INSTRUCTIONS FOR THE TASK: Would you retype all of these records exactly?
───── MATERIAL FOR THE TASK
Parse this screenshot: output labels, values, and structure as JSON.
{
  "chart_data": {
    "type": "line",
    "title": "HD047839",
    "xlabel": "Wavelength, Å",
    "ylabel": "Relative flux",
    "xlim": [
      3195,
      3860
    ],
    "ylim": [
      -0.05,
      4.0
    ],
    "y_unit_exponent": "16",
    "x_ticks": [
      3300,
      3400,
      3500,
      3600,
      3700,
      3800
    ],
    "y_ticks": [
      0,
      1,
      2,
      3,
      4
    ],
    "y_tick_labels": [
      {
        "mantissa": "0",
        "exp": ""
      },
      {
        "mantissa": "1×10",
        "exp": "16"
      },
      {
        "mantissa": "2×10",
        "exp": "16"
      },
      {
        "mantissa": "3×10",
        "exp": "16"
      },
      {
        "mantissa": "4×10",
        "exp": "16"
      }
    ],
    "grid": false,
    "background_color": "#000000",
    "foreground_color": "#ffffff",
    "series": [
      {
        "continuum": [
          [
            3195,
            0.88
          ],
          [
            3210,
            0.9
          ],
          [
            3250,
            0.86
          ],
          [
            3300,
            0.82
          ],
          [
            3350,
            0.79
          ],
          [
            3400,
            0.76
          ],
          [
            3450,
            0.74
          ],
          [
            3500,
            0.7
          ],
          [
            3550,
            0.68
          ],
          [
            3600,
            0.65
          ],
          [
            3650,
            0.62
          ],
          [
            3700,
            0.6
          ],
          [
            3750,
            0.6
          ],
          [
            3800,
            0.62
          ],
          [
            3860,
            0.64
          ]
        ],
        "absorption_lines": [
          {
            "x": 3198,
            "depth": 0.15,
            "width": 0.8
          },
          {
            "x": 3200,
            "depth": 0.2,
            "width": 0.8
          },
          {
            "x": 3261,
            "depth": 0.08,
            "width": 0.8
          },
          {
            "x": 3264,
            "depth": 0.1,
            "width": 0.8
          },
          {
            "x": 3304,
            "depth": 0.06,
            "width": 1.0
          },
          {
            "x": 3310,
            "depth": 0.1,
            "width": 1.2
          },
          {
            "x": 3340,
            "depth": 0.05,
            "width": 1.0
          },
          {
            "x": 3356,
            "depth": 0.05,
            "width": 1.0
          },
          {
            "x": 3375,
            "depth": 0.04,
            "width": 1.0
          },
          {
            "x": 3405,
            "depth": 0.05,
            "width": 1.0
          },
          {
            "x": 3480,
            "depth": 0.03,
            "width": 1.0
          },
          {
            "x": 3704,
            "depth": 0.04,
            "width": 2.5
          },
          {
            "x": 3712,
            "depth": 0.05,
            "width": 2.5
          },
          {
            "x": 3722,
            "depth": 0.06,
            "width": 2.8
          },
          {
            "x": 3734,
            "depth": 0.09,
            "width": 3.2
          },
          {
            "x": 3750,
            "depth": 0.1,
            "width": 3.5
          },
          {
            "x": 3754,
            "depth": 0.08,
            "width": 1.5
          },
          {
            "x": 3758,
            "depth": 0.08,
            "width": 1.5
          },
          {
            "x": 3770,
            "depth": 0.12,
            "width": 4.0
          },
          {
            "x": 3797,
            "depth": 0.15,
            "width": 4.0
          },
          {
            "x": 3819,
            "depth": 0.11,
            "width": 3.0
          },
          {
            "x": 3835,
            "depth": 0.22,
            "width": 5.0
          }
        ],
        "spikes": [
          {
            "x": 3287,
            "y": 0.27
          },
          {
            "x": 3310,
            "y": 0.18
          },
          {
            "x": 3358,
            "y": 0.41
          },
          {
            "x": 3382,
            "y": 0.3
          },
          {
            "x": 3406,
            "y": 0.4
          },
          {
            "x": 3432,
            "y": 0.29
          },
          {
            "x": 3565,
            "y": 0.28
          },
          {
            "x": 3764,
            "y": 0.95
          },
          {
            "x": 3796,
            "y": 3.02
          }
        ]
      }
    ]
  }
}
──────────
EXERCISE RESULT:
Parse this screenshot: output labels, values, and structure as JSON.
{
  "chart_data": {
    "type": "line",
    "title": "HD047839",
    "xlabel": "Wavelength, Å",
    "ylabel": "Relative flux",
    "xlim": [
      3195,
      3860
    ],
    "ylim": [
      -0.05,
      4.0
    ],
    "y_unit_exponent": "16",
    "x_ticks": [
      3300,
      3400,
      3500,
      3600,
      3700,
      3800
    ],
    "y_ticks": [
      0,
      1,
      2,
      3,
      4
    ],
    "y_tick_labels": [
      {
        "mantissa": "0",
        "exp": ""
      },
      {
        "mantissa": "1×10",
        "exp": "16"
      },
      {
        "mantissa": "2×10",
        "exp": "16"
      },
      {
        "mantissa": "3×10",
        "exp": "16"
      },
      {
        "mantissa": "4×10",
        "exp": "16"
      }
    ],
    "grid": false,
    "background_color": "#000000",
    "foreground_color": "#ffffff",
    "series": [
      {
        "continuum": [
          [
            3195,
            0.88
          ],
          [
            3210,
            0.9
          ],
          [
            3250,
            0.86
          ],
          [
            3300,
            0.82
          ],
          [
            3350,
            0.79
          ],
          [
            3400,
            0.76
          ],
          [
            3450,
            0.74
          ],
          [
            3500,
            0.7
          ],
          [
            3550,
            0.68
          ],
          [
            3600,
            0.65
          ],
          [
            3650,
            0.62
          ],
          [
            3700,
            0.6
          ],
          [
            3750,
            0.6
          ],
          [
            3800,
            0.62
          ],
          [
            3860,
            0.64
          ]
        ],
        "absorption_lines": [
          {
            "x": 3198,
            "depth": 0.15,
            "width": 0.8
          },
          {
            "x": 3200,
            "depth": 0.2,
            "width": 0.8
          },
          {
            "x": 3261,
            "depth": 0.08,
            "width": 0.8
          },
          {
            "x": 3264,
            "depth": 0.1,
            "width": 0.8
          },
          {
            "x": 3304,
            "depth": 0.06,
            "width": 1.0
          },
          {
            "x": 3310,
            "depth": 0.1,
            "width": 1.2
          },
          {
            "x": 3340,
            "depth": 0.05,
            "width": 1.0
          },
          {
            "x": 3356,
            "depth": 0.05,
            "width": 1.0
          },
          {
            "x": 3375,
            "depth": 0.04,
            "width": 1.0
          },
          {
            "x": 3405,
            "depth": 0.05,
            "width": 1.0
          },
          {
            "x": 3480,
            "depth": 0.03,
            "width": 1.0
          },
          {
            "x": 3704,
            "depth": 0.04,
            "width": 2.5
          },
          {
            "x": 3712,
            "depth": 0.05,
            "width": 2.5
          },
          {
            "x": 3722,
            "depth": 0.06,
            "width": 2.8
          },
          {
            "x": 3734,
            "depth": 0.09,
            "width": 3.2
          },
          {
            "x": 3750,
            "depth": 0.1,
            "width": 3.5
          },
          {
            "x": 3754,
            "depth": 0.08,
            "width": 1.5
          },
          {
            "x": 3758,
            "depth": 0.08,
            "width": 1.5
          },
          {
            "x": 3770,
            "depth": 0.12,
            "width": 4.0
          },
          {
            "x": 3797,
            "depth": 0.15,
            "width": 4.0
          },
          {
            "x": 3819,
            "depth": 0.11,
            "width": 3.0
          },
          {
            "x": 3835,
            "depth": 0.22,
            "width": 5.0
          }
        ],
        "spikes": [
          {
            "x": 3287,
            "y": 0.27
          },
          {
            "x": 3310,
            "y": 0.18
          },
          {
            "x": 3358,
            "y": 0.41
          },
          {
            "x": 3382,
            "y": 0.3
          },
          {
            "x": 3406,
            "y": 0.4
          },
          {
            "x": 3432,
            "y": 0.29
          },
          {
            "x": 3565,
            "y": 0.28
          },
          {
            "x": 3764,
            "y": 0.95
          },
          {
            "x": 3796,
            "y": 3.02
          }
        ]
      }
    ]
  }
}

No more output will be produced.